Problèmes à résoudre.
[1] D'après le texte sur l'indemnisation des travailleurs, quelle part de leur salaire touchent, pendant les 10 jours d'isolement, les employés qui ont contracté la COVID-19 sur les lieux du travail ?
[2] Rédigez la suite du texte sur l'indemnisation des travailleurs à partir de sa dernière phrase.

┌─ Texte à lire

C’est une maladie quand même professionnelle que j’ai eue. Je trouve ça injuste et je ne suis pas le seul dans cette situation, affirme Pascal Bérubé, qui souligne qu’il se porte mieux après avoir contracté le virus.

La santé publique me recommande aussi de ne pas faire venir de gardienne pour ne pas contaminer d'autres gens. Je suis pris dans un cercle vicieux.

Pascal Bérubé

Le Syndicat des professionnelles en soins de santé de Chaudière-Appalaches (SPSCA) est du même avis que M. Bérubé.

On a des employés qui donnent un service à la population, mais qui sont moins bien traités que le reste de la population... pour s’occuper de leurs enfants, décrie le président Laurier Ouellet.

Banque de congés personnels

Au CISSS de Chaudière-Appalaches, la porte-parole Mireille Gaudreau confirme que l’employé, dans sa situation, devra piger dans la banque de congés auxquels il a droit, selon la convention collective, pour recevoir un salaire au cours des deux prochaines semaines.

Elle ajoute que durant les 10 jours d’isolement, les employés qui ont contracté la COVID-19 sur les lieux du travail reçoivent 90 % de leur salaire, le tout couvert par la Commission des normes, de l'équité, de la santé et de la sécurité du travail (CNESST).

De son côté, la CNESST répond que le travailleur est présumé incapable d’exercer son emploi en lien avec l’infection à la COVID-19 au plus pendant 14 jours depuis la date de l’incapacité à exercer son emploi. L’indemnisation pourrait être prolongée si l’employé démontre que son état de santé ne lui permet pas de retourner au travail.

La CNESST précise ensuite qu’un travailleur qui se voit contraint de rester à la maison plus longtemps en raison de la maladie d’un autre membre de sa famille n’est pas couvert par le régime d’indemnisation.

Au Québec, c'est l'employeur qui cotise pour faire partie du régime d'indemnisation de la CNESST.

Rectificatif : Dans une version précédente, l'infirmier auxiliaire indiquait qu'il payait, comme employé, pour la CNESST, ce qui n'est pas le cas.

Plan rapproché de Pascal Bérubé

Pascal Bérubé est infirmier auxiliaire.

Photo : Capture d'écran

Absence protégée, mais pas payée

La CNESSST doit appliquer la Loi sur les accidents du travail et les maladies professionnelles, qui n’a pas été modifiée depuis le début de la pandémie, fait remarquer Finn Makela, professeur titulaire à la Faculté de droit de l’Université de Sherbrooke.

└─
┌─ Données enregistrées

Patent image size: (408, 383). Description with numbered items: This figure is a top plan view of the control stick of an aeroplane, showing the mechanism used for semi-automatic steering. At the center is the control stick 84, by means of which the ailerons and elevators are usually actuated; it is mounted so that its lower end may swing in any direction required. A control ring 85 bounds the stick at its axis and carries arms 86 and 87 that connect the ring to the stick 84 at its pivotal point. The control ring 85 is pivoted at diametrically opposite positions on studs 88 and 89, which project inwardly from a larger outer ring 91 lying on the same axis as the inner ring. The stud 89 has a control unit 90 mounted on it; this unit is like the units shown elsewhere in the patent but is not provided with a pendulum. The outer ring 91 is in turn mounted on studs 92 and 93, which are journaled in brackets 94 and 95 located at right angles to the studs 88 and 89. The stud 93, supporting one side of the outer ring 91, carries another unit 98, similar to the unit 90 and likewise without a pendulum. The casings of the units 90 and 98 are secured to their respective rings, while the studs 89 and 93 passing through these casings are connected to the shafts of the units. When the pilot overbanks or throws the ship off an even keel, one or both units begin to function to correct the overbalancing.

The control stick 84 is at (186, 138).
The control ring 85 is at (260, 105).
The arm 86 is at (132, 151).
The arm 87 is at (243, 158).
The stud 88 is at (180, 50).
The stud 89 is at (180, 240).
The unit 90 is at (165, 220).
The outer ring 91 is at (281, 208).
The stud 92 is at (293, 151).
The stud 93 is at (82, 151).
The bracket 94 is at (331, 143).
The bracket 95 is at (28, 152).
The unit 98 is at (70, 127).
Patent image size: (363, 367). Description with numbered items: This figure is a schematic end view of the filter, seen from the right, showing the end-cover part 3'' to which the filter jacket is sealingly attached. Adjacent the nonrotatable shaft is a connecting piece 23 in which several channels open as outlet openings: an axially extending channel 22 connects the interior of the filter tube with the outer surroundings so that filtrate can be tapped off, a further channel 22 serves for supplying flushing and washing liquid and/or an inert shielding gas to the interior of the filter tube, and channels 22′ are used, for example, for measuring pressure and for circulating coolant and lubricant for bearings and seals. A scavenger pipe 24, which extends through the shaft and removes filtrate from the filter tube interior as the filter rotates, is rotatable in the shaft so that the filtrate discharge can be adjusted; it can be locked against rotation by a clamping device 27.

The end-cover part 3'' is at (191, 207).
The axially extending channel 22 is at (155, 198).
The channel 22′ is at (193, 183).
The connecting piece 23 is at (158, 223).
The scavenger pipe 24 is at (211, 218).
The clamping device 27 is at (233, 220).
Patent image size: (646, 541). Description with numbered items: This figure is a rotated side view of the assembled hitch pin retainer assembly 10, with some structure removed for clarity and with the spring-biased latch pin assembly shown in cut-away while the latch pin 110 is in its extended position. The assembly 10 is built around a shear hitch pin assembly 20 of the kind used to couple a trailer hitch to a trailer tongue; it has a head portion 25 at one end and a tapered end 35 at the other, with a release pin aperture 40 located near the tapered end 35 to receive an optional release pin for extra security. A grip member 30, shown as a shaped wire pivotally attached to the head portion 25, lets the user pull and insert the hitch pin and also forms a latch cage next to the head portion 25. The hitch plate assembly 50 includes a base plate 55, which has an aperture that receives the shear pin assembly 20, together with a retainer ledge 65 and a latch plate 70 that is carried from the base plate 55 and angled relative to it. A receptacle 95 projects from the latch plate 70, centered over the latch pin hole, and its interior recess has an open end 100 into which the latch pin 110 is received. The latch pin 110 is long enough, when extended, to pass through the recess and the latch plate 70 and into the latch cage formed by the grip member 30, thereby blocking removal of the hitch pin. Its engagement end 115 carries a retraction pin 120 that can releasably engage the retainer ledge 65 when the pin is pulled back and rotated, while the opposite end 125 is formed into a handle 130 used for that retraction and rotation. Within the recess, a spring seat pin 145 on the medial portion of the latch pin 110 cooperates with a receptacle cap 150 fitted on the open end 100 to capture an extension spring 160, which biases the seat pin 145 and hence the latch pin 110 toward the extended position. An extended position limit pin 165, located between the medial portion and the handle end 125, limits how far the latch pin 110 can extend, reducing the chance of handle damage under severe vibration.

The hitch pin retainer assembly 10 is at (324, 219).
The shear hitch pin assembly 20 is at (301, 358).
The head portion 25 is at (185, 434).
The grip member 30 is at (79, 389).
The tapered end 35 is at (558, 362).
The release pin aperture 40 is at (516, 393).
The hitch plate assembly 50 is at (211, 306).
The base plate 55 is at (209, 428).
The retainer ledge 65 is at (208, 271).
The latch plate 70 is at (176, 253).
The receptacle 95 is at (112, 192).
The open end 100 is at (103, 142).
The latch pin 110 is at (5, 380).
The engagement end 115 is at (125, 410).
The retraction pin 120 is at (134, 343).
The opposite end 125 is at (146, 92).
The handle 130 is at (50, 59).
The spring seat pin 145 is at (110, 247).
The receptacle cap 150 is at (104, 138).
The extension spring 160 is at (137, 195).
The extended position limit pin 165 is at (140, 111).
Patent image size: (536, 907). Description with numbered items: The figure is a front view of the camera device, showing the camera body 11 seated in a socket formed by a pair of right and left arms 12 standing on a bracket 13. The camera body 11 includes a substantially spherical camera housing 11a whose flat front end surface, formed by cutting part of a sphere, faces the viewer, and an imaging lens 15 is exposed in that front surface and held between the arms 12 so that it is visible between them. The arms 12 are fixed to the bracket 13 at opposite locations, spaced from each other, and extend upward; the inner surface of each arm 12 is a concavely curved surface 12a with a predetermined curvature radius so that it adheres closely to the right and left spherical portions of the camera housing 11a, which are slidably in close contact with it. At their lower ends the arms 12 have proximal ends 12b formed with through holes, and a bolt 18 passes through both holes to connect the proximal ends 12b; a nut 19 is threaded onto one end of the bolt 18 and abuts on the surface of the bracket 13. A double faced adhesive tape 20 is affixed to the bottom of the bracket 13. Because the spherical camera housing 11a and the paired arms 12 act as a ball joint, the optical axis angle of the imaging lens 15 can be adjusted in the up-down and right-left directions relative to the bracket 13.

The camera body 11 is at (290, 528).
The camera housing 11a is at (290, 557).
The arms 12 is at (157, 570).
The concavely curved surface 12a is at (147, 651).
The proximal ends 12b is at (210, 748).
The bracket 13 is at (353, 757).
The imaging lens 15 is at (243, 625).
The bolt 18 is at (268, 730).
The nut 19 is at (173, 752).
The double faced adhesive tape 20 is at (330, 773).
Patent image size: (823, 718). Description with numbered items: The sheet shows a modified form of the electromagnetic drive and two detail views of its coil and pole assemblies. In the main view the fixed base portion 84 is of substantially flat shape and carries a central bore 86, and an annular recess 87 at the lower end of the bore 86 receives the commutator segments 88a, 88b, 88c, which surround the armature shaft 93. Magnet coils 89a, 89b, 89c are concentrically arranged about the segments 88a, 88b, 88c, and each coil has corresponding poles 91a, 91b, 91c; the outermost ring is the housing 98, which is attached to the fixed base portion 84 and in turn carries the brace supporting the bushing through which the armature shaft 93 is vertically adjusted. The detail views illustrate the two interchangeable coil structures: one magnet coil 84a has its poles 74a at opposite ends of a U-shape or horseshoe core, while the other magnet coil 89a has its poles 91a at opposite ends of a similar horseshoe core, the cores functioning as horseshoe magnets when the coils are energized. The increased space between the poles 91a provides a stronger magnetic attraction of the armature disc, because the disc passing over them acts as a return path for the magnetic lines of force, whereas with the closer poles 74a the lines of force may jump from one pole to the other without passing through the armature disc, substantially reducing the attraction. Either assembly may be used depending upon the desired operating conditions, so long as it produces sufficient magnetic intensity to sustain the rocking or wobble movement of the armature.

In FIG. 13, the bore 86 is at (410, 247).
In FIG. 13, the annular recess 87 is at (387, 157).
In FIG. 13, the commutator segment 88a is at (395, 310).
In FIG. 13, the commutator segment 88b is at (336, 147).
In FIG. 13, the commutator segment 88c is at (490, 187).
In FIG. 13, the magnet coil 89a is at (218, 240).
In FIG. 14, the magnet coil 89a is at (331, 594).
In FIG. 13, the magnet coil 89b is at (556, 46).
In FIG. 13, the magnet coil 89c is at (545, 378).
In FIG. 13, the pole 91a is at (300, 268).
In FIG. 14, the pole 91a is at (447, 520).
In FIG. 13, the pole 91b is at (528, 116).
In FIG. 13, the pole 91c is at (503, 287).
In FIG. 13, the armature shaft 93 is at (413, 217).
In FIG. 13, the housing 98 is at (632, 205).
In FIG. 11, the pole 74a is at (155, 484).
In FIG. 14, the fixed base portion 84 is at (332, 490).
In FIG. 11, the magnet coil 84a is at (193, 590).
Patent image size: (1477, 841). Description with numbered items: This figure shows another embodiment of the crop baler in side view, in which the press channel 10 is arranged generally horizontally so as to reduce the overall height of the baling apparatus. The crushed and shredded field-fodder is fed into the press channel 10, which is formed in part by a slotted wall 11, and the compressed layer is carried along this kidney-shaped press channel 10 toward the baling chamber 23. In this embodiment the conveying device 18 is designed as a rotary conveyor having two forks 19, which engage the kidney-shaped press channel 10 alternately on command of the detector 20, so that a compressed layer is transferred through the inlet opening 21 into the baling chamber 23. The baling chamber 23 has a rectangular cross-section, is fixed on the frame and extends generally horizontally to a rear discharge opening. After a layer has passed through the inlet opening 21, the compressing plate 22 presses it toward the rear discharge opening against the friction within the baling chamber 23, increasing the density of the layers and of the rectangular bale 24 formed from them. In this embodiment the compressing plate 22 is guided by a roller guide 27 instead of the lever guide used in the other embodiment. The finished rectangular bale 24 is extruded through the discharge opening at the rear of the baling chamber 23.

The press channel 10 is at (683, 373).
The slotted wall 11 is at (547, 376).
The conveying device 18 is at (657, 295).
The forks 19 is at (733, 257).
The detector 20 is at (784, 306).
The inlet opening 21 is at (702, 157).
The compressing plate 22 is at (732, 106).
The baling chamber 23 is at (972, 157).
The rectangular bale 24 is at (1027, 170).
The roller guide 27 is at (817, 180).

└─

Résultats obtenus.
[1] Ils touchent 90 % de leur salaire, couvert par la CNESST.

[2]
L’expert en droit du travail souligne que pour le moment, la commission ne peut pas faire du cas par cas dans son interprétation de la loi. Un récent décret du gouvernement à l’ère de la COVID-19 garantit aux travailleurs une protection d'emploi pour une période de dix jours, mais ne garantit pas le salaire.

En ce moment, les travailleurs ont le droit d’être absents, mais il existe une déconnection entre ce droit et le droit d’être rémunéré durant cette absence, précise le professeur.

Ainsi, la décision d'offrir une rémunération aux travailleurs qui ont contracté la COVID-19 et qui doivent s'absenter pour des raisons familiales revient au gouvernement. Ce serait une décision politique, ajoute Finn Makela.

Chômage ou prestation du fédéral

Dans sa situation, Pascal Bérubé estime qu’il pourrait également faire une demande d’assurance chômage. Avec le chômage, je comprends que je serais à 55 % de mon salaire, mais on s’entend que c’est quand même une maladie professionnelle que j’ai eue, dit-il.

Il ne comprend pas pourquoi l’employeur ne lui propose rien d’autre pour conserver son salaire alors qu’il est en arrêt de travail en raison d’une infection au coronavirus acquise justement en milieu de travail.

Il faut que je prenne mes vacances, mais ce ne sont pas des vacances. C’est aussi un stress de plus financièrement, moralement et physiquement, déplore l’infirmier auxiliaire.

Nous comprenons la situation et les gestionnaires sont accommodants sur l’utilisation de tous les congés possible dans la banque du salarié, répond l'employeur par courriel.

Par ailleurs, pour conserver sa banque de congés, M. Bérubé pourrait aussi faire une demande à la Prestation canadienne de maladie pour la relance économique, entrée en vigueur le 27 septembre.

S'il est admissible, il aura ainsi droit à 500 $ par semaine pour une durée maximale de deux semaines.